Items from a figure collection
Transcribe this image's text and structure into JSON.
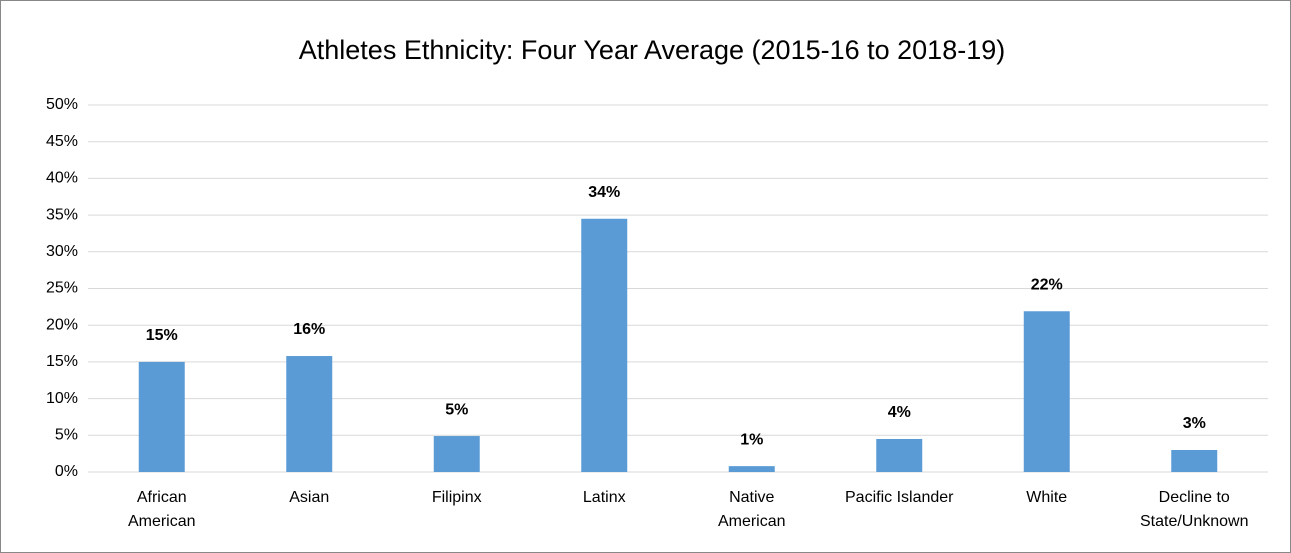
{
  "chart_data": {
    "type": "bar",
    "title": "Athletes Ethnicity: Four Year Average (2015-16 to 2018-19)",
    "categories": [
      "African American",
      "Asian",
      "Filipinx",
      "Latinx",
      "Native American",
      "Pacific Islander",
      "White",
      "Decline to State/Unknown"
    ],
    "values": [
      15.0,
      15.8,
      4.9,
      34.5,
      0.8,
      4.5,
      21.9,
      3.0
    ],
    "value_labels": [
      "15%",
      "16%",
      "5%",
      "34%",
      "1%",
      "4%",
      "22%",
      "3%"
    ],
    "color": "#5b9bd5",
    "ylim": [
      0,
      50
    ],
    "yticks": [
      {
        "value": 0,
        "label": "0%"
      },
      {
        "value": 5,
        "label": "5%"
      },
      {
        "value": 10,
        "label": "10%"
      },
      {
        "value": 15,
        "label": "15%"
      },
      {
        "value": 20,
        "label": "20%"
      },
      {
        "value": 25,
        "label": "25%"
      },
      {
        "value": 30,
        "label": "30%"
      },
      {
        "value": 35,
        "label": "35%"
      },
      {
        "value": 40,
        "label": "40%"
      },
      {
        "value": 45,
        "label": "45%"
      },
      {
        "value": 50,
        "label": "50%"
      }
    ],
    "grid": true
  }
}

=== EXERCISE OBJECTIVE ===
Skip the pictures, then retype every line above exactly.

=== REPLY TO THE TASK ===
Transcribe this image's text and structure into JSON.
{
  "chart_data": {
    "type": "bar",
    "title": "Athletes Ethnicity: Four Year Average (2015-16 to 2018-19)",
    "categories": [
      "African American",
      "Asian",
      "Filipinx",
      "Latinx",
      "Native American",
      "Pacific Islander",
      "White",
      "Decline to State/Unknown"
    ],
    "values": [
      15.0,
      15.8,
      4.9,
      34.5,
      0.8,
      4.5,
      21.9,
      3.0
    ],
    "value_labels": [
      "15%",
      "16%",
      "5%",
      "34%",
      "1%",
      "4%",
      "22%",
      "3%"
    ],
    "color": "#5b9bd5",
    "ylim": [
      0,
      50
    ],
    "yticks": [
      {
        "value": 0,
        "label": "0%"
      },
      {
        "value": 5,
        "label": "5%"
      },
      {
        "value": 10,
        "label": "10%"
      },
      {
        "value": 15,
        "label": "15%"
      },
      {
        "value": 20,
        "label": "20%"
      },
      {
        "value": 25,
        "label": "25%"
      },
      {
        "value": 30,
        "label": "30%"
      },
      {
        "value": 35,
        "label": "35%"
      },
      {
        "value": 40,
        "label": "40%"
      },
      {
        "value": 45,
        "label": "45%"
      },
      {
        "value": 50,
        "label": "50%"
      }
    ],
    "grid": true
  }
}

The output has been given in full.